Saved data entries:
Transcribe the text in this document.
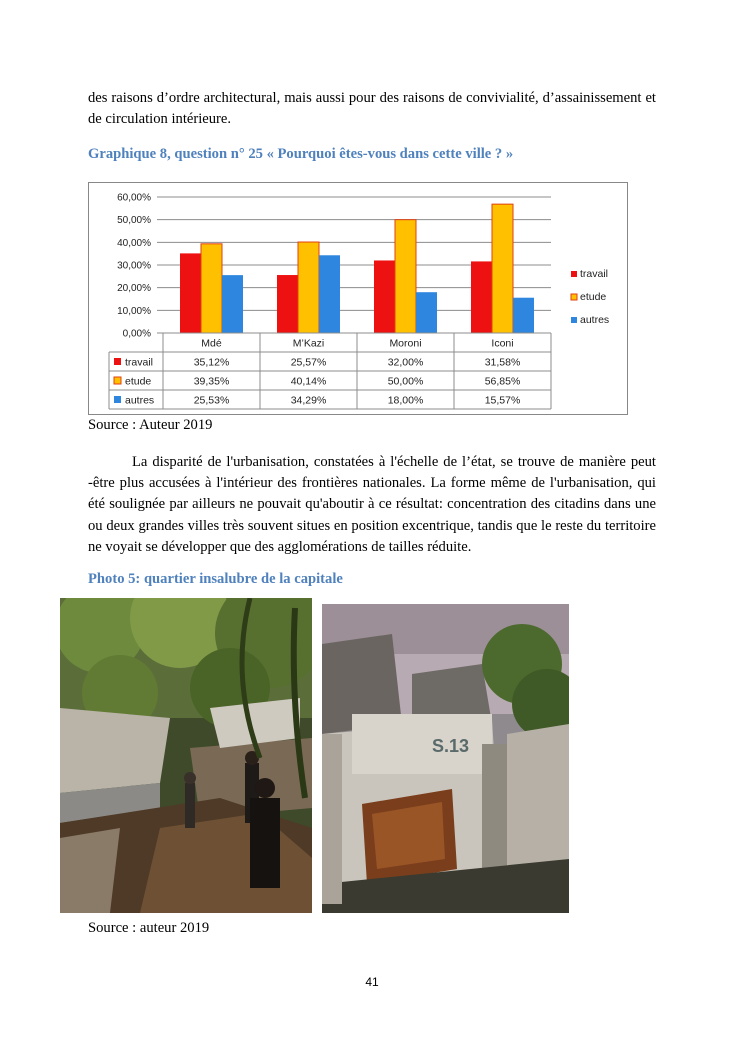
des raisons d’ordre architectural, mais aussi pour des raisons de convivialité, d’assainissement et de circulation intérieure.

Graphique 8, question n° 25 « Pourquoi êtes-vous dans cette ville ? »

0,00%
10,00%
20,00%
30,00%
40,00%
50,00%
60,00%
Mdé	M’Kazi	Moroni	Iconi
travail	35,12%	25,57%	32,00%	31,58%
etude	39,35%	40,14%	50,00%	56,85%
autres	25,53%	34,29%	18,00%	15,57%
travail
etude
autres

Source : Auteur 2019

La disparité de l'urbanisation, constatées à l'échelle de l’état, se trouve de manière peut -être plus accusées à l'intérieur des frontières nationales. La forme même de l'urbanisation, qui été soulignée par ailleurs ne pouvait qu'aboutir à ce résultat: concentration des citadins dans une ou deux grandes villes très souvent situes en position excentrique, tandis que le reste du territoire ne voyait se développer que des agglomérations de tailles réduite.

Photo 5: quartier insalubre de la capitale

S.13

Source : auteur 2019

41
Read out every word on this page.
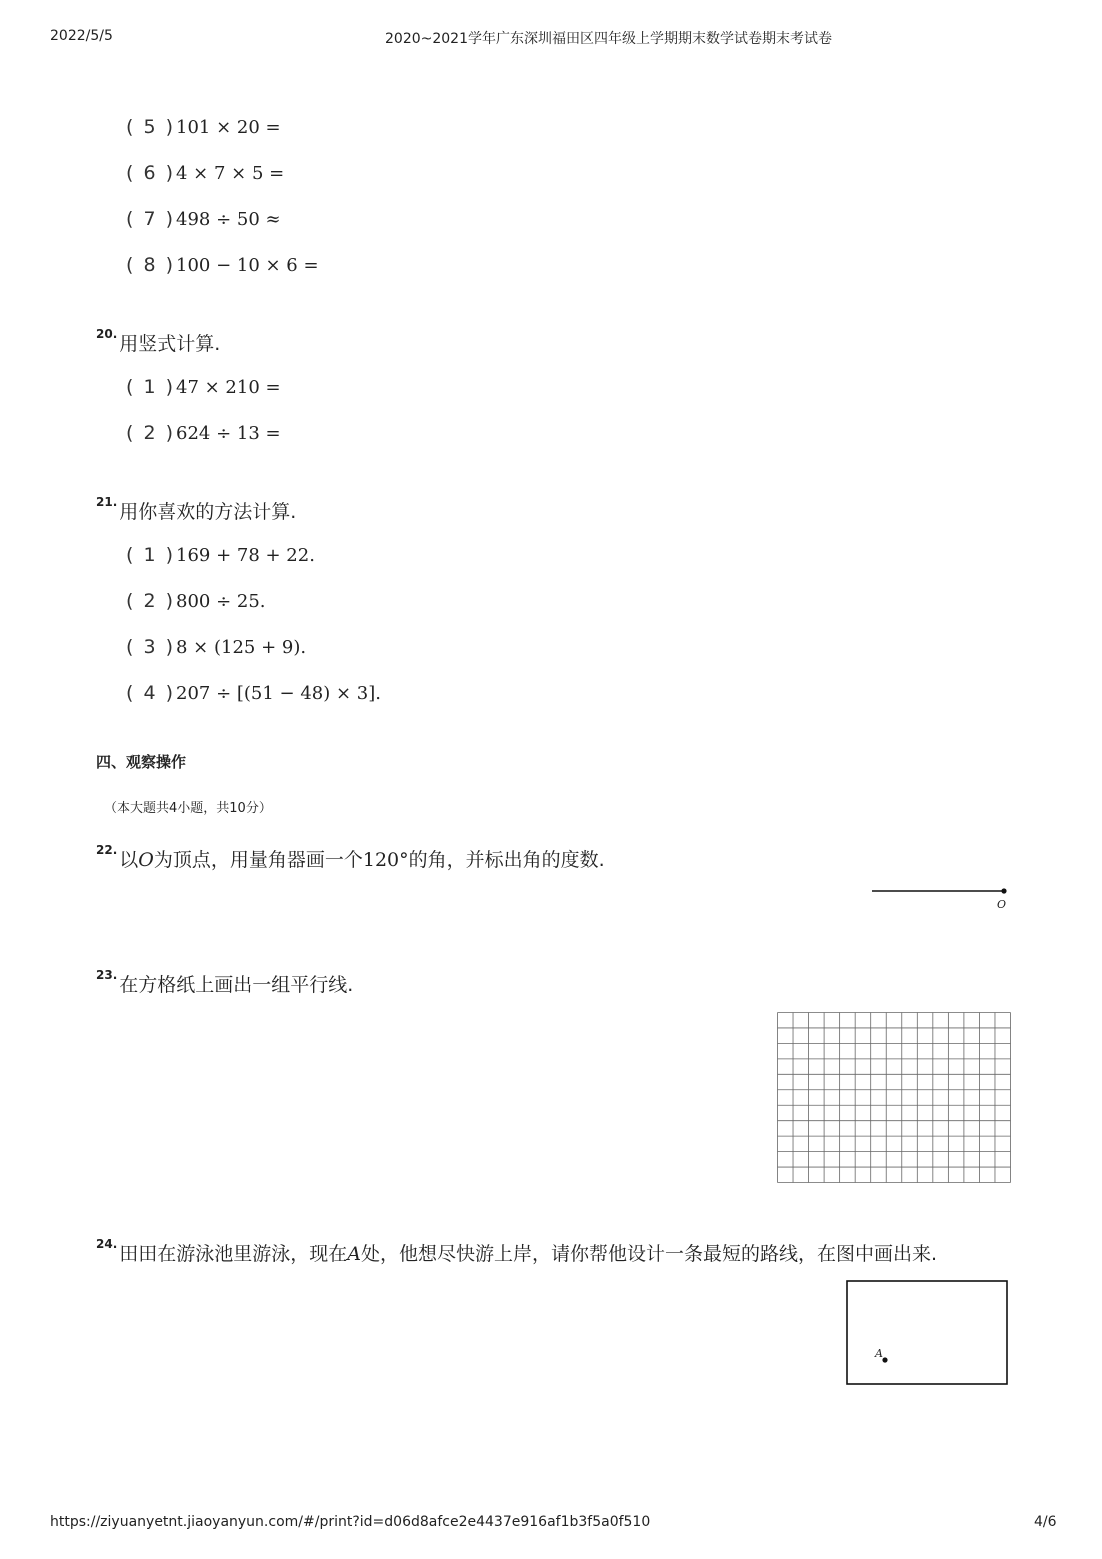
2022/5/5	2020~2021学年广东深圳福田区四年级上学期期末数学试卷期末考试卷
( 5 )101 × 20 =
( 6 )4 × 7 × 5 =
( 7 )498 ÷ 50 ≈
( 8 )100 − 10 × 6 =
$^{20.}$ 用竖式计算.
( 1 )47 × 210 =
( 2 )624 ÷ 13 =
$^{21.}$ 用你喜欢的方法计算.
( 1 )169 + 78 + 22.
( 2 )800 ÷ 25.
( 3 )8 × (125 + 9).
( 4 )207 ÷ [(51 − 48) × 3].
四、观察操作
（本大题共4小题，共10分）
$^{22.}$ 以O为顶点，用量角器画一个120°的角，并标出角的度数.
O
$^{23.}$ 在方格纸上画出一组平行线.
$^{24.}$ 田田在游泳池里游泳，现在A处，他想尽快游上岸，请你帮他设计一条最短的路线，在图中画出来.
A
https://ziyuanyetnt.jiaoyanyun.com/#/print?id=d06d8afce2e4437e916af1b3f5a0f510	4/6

...

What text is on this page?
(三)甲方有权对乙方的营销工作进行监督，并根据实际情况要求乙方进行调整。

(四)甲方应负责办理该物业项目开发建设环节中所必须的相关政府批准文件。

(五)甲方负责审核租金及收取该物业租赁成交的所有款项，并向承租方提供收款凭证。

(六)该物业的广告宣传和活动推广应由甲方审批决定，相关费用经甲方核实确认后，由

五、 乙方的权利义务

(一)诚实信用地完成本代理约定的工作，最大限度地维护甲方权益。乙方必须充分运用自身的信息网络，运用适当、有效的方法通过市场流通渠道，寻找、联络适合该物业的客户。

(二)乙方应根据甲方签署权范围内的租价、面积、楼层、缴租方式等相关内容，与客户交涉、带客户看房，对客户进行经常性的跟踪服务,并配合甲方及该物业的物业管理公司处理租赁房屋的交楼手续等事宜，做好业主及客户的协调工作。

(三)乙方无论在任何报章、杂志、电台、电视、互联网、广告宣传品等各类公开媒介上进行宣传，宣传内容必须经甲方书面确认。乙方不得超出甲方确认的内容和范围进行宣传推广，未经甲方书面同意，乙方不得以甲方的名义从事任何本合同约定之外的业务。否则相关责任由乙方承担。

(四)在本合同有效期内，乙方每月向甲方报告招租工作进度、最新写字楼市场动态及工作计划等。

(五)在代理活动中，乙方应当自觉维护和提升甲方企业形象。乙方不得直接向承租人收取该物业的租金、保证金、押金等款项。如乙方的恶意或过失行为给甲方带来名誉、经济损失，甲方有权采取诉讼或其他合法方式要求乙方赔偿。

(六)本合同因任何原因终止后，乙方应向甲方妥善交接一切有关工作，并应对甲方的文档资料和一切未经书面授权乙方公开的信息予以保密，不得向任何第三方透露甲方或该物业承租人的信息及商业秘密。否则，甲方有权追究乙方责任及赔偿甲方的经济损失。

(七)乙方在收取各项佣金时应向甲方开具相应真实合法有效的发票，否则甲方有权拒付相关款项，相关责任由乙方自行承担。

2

Instruction: Across the data above, how many lines include the word "travail"? Give only the count.

Response to this task: 2